• Brief:
Copy every one of the records below character for character.

• Records for the exercise:
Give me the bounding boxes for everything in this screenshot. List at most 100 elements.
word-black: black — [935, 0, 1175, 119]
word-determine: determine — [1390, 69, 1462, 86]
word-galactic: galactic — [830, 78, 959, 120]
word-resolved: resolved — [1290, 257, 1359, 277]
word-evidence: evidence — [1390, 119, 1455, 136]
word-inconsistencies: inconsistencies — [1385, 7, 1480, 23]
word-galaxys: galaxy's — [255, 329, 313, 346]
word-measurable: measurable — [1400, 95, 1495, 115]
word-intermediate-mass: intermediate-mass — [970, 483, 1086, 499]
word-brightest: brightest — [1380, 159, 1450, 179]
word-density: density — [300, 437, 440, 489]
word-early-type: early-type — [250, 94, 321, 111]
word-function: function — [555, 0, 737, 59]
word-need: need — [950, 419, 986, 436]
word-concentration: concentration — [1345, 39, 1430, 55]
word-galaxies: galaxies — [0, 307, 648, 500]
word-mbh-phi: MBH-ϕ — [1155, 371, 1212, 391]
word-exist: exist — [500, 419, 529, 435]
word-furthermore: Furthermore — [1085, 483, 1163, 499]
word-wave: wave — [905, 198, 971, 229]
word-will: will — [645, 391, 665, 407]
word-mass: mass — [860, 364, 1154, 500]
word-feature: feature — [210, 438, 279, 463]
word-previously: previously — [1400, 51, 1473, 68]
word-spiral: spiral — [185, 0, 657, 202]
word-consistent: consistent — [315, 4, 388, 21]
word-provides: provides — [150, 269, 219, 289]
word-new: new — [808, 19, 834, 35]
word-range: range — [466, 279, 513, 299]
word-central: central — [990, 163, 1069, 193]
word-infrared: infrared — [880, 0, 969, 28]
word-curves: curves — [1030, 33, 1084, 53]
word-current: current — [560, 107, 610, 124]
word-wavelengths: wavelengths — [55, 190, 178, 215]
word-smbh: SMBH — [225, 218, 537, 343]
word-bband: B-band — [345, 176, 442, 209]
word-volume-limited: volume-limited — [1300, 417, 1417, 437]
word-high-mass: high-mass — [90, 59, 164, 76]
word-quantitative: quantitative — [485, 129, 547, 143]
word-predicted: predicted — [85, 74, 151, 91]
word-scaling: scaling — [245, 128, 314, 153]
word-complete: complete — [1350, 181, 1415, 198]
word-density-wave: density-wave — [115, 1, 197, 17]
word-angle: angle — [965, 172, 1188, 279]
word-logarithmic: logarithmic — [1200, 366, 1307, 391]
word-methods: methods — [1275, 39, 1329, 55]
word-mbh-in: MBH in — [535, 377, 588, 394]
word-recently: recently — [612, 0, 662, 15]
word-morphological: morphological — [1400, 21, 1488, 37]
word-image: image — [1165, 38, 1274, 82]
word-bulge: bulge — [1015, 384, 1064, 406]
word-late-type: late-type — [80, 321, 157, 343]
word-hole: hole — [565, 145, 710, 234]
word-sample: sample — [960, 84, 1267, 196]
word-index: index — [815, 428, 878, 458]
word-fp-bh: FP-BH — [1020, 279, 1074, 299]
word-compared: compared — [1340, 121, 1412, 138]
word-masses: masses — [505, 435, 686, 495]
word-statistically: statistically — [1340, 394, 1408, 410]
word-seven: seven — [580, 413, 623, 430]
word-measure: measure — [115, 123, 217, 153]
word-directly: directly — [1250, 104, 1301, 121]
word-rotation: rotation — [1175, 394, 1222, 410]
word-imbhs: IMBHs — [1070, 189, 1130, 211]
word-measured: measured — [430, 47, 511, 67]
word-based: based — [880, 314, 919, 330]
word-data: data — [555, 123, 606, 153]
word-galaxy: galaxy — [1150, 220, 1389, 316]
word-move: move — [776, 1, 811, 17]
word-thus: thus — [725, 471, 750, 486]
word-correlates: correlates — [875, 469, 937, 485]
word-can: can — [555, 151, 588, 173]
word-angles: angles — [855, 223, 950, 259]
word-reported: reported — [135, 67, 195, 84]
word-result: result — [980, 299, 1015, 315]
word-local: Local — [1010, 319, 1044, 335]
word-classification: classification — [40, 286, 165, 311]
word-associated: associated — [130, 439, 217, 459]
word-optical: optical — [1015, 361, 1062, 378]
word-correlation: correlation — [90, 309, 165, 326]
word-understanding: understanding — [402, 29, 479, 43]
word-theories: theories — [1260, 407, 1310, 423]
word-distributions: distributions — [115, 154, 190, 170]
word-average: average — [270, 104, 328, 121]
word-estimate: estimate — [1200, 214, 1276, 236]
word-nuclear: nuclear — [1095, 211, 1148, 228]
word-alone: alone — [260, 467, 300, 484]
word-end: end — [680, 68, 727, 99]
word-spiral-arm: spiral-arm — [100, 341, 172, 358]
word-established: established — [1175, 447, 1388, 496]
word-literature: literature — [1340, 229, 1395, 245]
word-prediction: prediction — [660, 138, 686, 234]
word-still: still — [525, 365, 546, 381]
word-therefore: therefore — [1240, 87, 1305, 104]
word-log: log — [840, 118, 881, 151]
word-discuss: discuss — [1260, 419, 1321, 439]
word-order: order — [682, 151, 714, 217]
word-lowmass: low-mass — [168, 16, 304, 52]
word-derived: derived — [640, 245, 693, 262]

• Response:
Give me the bounding boxes for everything in this screenshot. List at most 100 elements.
word-black: black — [935, 0, 1175, 119]
word-determine: determine — [1390, 69, 1462, 86]
word-galactic: galactic — [830, 78, 959, 120]
word-resolved: resolved — [1290, 257, 1359, 277]
word-evidence: evidence — [1390, 119, 1455, 136]
word-inconsistencies: inconsistencies — [1385, 7, 1480, 23]
word-galaxys: galaxy's — [255, 329, 313, 346]
word-measurable: measurable — [1400, 95, 1495, 115]
word-intermediate-mass: intermediate-mass — [970, 483, 1086, 499]
word-brightest: brightest — [1380, 159, 1450, 179]
word-density: density — [300, 437, 440, 489]
word-early-type: early-type — [250, 94, 321, 111]
word-function: function — [555, 0, 737, 59]
word-need: need — [950, 419, 986, 436]
word-concentration: concentration — [1345, 39, 1430, 55]
word-galaxies: galaxies — [0, 307, 648, 500]
word-mbh-phi: MBH-ϕ — [1155, 371, 1212, 391]
word-exist: exist — [500, 419, 529, 435]
word-furthermore: Furthermore — [1085, 483, 1163, 499]
word-wave: wave — [905, 198, 971, 229]
word-will: will — [645, 391, 665, 407]
word-mass: mass — [860, 364, 1154, 500]
word-feature: feature — [210, 438, 279, 463]
word-previously: previously — [1400, 51, 1473, 68]
word-spiral: spiral — [185, 0, 657, 202]
word-consistent: consistent — [315, 4, 388, 21]
word-provides: provides — [150, 269, 219, 289]
word-new: new — [808, 19, 834, 35]
word-range: range — [466, 279, 513, 299]
word-central: central — [990, 163, 1069, 193]
word-infrared: infrared — [880, 0, 969, 28]
word-curves: curves — [1030, 33, 1084, 53]
word-current: current — [560, 107, 610, 124]
word-wavelengths: wavelengths — [55, 190, 178, 215]
word-smbh: SMBH — [225, 218, 537, 343]
word-bband: B-band — [345, 176, 442, 209]
word-volume-limited: volume-limited — [1300, 417, 1417, 437]
word-high-mass: high-mass — [90, 59, 164, 76]
word-quantitative: quantitative — [485, 129, 547, 143]
word-predicted: predicted — [85, 74, 151, 91]
word-scaling: scaling — [245, 128, 314, 153]
word-complete: complete — [1350, 181, 1415, 198]
word-density-wave: density-wave — [115, 1, 197, 17]
word-angle: angle — [965, 172, 1188, 279]
word-logarithmic: logarithmic — [1200, 366, 1307, 391]
word-methods: methods — [1275, 39, 1329, 55]
word-mbh-in: MBH in — [535, 377, 588, 394]
word-recently: recently — [612, 0, 662, 15]
word-morphological: morphological — [1400, 21, 1488, 37]
word-image: image — [1165, 38, 1274, 82]
word-bulge: bulge — [1015, 384, 1064, 406]
word-late-type: late-type — [80, 321, 157, 343]
word-hole: hole — [565, 145, 710, 234]
word-sample: sample — [960, 84, 1267, 196]
word-index: index — [815, 428, 878, 458]
word-fp-bh: FP-BH — [1020, 279, 1074, 299]
word-compared: compared — [1340, 121, 1412, 138]
word-masses: masses — [505, 435, 686, 495]
word-statistically: statistically — [1340, 394, 1408, 410]
word-seven: seven — [580, 413, 623, 430]
word-measure: measure — [115, 123, 217, 153]
word-directly: directly — [1250, 104, 1301, 121]
word-rotation: rotation — [1175, 394, 1222, 410]
word-imbhs: IMBHs — [1070, 189, 1130, 211]
word-measured: measured — [430, 47, 511, 67]
word-based: based — [880, 314, 919, 330]
word-data: data — [555, 123, 606, 153]
word-galaxy: galaxy — [1150, 220, 1389, 316]
word-move: move — [776, 1, 811, 17]
word-thus: thus — [725, 471, 750, 486]
word-correlates: correlates — [875, 469, 937, 485]
word-can: can — [555, 151, 588, 173]
word-angles: angles — [855, 223, 950, 259]
word-reported: reported — [135, 67, 195, 84]
word-result: result — [980, 299, 1015, 315]
word-local: Local — [1010, 319, 1044, 335]
word-classification: classification — [40, 286, 165, 311]
word-associated: associated — [130, 439, 217, 459]
word-optical: optical — [1015, 361, 1062, 378]
word-correlation: correlation — [90, 309, 165, 326]
word-understanding: understanding — [402, 29, 479, 43]
word-theories: theories — [1260, 407, 1310, 423]
word-distributions: distributions — [115, 154, 190, 170]
word-average: average — [270, 104, 328, 121]
word-estimate: estimate — [1200, 214, 1276, 236]
word-nuclear: nuclear — [1095, 211, 1148, 228]
word-alone: alone — [260, 467, 300, 484]
word-end: end — [680, 68, 727, 99]
word-spiral-arm: spiral-arm — [100, 341, 172, 358]
word-established: established — [1175, 447, 1388, 496]
word-literature: literature — [1340, 229, 1395, 245]
word-prediction: prediction — [660, 138, 686, 234]
word-still: still — [525, 365, 546, 381]
word-therefore: therefore — [1240, 87, 1305, 104]
word-log: log — [840, 118, 881, 151]
word-discuss: discuss — [1260, 419, 1321, 439]
word-order: order — [682, 151, 714, 217]
word-lowmass: low-mass — [168, 16, 304, 52]
word-derived: derived — [640, 245, 693, 262]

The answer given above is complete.